**The problem:**
Determine which lines contain the word "düşük", then copy those lines.

**Stored records:**
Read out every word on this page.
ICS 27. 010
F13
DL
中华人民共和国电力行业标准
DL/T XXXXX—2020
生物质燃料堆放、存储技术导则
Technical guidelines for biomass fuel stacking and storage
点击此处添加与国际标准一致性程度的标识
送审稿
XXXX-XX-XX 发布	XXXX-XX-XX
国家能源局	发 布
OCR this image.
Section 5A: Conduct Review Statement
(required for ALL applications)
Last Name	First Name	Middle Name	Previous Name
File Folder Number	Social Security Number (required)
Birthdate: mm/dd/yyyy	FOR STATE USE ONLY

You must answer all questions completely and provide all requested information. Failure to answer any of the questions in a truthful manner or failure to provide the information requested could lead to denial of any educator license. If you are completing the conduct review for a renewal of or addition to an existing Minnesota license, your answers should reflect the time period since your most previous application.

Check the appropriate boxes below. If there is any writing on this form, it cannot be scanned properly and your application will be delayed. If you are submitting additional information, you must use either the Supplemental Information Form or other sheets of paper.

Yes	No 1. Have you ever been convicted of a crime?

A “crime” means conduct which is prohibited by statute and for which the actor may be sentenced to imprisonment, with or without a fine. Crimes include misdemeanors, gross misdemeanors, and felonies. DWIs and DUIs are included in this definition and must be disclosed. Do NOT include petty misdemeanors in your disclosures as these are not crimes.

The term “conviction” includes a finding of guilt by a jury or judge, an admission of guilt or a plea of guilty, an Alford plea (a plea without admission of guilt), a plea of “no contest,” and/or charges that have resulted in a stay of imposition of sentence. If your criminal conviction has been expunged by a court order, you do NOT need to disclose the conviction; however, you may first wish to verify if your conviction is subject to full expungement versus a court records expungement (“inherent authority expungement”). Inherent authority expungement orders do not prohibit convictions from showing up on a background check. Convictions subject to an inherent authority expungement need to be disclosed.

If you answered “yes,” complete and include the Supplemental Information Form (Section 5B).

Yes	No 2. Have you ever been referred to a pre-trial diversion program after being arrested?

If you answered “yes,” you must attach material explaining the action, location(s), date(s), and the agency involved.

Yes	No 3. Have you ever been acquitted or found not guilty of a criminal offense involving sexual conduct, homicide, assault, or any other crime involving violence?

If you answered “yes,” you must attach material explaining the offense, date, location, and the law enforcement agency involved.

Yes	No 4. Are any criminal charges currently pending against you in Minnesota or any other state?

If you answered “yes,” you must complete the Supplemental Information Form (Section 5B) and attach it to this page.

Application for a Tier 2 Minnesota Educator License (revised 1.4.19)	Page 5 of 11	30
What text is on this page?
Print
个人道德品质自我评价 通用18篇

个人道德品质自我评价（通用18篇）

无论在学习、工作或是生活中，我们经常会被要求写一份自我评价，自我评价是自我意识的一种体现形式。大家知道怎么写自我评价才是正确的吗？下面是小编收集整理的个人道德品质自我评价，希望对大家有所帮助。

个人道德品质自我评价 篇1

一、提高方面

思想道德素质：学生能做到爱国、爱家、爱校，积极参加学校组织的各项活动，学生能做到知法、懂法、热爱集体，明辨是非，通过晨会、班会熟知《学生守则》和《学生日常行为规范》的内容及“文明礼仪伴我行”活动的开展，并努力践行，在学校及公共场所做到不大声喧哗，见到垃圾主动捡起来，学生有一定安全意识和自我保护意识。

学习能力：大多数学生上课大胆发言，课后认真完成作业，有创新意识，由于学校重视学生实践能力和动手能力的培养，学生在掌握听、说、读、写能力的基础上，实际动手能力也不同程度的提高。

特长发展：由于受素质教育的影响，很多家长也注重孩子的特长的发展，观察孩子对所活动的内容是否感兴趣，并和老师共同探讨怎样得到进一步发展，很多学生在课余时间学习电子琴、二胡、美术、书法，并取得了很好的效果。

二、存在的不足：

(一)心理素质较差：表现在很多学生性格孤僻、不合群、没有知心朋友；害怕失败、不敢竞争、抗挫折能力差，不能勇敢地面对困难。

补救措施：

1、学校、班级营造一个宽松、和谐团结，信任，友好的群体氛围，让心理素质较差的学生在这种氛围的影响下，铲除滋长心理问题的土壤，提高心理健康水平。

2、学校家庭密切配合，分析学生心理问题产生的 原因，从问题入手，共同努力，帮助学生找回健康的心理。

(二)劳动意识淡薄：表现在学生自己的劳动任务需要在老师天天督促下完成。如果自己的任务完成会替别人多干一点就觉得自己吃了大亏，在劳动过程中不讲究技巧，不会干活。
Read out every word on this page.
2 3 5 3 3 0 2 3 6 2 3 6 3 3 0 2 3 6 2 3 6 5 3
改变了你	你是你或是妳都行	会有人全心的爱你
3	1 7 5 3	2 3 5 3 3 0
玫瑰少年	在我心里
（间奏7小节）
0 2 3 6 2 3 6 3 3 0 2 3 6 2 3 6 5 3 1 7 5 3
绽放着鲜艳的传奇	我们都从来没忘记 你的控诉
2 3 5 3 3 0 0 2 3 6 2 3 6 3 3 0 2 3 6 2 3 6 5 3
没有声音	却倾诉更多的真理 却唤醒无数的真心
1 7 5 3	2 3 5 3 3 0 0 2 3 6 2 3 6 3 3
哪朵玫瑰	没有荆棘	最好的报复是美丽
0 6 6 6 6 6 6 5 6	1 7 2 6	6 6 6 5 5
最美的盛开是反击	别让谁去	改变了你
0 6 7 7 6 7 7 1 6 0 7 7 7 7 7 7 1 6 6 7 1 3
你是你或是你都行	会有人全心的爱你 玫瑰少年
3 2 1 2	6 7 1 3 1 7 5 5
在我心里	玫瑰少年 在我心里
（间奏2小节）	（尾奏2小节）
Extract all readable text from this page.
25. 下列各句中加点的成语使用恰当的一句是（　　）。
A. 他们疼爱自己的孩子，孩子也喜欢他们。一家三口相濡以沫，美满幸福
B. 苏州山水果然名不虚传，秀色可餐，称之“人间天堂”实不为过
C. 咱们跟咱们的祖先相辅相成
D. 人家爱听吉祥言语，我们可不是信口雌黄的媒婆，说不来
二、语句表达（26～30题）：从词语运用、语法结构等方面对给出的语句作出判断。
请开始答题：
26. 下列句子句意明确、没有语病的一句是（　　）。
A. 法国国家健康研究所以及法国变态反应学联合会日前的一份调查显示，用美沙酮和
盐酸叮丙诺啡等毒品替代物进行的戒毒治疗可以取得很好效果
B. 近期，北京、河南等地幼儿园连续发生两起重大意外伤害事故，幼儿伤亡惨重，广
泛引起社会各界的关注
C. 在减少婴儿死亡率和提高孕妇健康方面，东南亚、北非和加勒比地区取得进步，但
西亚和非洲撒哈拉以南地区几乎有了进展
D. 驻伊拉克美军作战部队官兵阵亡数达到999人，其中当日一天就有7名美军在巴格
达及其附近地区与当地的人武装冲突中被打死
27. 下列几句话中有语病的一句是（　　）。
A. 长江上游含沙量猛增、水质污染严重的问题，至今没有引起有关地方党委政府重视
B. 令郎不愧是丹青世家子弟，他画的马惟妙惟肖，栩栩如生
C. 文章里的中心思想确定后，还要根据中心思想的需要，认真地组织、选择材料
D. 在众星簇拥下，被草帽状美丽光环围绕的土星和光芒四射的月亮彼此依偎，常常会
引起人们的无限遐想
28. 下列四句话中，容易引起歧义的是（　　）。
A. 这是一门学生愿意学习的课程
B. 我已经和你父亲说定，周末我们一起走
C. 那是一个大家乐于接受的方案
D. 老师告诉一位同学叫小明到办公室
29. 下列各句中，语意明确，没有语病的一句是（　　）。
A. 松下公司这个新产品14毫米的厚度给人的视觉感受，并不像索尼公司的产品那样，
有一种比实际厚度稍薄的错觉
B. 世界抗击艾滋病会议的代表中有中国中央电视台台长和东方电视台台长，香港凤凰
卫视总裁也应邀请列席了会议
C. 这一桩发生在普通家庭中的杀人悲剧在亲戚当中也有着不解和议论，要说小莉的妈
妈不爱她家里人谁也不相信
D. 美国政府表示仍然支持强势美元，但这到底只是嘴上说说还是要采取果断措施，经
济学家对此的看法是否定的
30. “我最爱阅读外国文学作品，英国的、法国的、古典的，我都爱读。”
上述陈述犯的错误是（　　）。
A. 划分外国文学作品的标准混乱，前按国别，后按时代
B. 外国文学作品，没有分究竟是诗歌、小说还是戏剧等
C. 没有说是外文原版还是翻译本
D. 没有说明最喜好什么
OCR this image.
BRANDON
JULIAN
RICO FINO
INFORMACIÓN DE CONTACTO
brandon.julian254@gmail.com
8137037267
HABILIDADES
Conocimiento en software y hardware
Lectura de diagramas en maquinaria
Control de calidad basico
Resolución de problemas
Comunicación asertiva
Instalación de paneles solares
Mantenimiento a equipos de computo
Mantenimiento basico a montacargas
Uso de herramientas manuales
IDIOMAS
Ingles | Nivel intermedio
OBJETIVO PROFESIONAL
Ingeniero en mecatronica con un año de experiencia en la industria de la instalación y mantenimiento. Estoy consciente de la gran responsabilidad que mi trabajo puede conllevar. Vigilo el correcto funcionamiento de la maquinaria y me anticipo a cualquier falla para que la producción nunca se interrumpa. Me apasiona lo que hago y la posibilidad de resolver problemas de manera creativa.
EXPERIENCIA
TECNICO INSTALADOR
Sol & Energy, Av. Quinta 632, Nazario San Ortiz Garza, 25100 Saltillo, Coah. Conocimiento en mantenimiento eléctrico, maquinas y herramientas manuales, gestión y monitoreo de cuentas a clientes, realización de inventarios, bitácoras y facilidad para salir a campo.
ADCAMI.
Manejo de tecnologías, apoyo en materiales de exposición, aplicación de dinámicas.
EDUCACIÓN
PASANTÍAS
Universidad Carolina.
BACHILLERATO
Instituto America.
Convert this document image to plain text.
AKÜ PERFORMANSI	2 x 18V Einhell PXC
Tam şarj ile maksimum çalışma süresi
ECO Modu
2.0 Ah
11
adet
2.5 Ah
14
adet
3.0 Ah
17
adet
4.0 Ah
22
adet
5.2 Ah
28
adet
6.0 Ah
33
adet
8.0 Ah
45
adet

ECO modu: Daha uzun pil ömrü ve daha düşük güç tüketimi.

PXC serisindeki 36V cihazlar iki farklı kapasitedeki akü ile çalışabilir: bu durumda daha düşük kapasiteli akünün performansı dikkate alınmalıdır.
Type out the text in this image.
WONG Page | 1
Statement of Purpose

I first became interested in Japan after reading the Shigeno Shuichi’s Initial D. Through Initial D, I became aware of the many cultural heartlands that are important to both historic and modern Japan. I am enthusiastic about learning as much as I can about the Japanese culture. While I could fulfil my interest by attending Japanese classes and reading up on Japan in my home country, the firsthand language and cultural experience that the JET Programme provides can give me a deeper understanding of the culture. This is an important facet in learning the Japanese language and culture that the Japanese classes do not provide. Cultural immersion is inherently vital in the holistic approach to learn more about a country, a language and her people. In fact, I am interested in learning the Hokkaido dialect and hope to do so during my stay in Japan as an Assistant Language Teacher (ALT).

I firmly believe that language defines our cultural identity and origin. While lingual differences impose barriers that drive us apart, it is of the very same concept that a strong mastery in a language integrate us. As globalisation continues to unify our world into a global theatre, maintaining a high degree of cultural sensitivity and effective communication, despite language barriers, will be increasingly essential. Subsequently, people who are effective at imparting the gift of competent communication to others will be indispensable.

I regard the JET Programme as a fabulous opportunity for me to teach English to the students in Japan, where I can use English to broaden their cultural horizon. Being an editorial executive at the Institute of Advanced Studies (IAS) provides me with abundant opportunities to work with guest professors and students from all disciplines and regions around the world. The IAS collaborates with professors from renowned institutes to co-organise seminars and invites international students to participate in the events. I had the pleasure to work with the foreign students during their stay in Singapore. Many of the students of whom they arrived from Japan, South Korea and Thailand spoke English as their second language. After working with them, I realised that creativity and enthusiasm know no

**Response:**
ECO modu: Daha uzun pil ömrü ve daha düşük güç tüketimi.
PXC serisindeki 36V cihazlar iki farklı kapasitedeki akü ile çalışabilir: bu durumda daha düşük kapasiteli akünün performansı dikkate alınmalıdır.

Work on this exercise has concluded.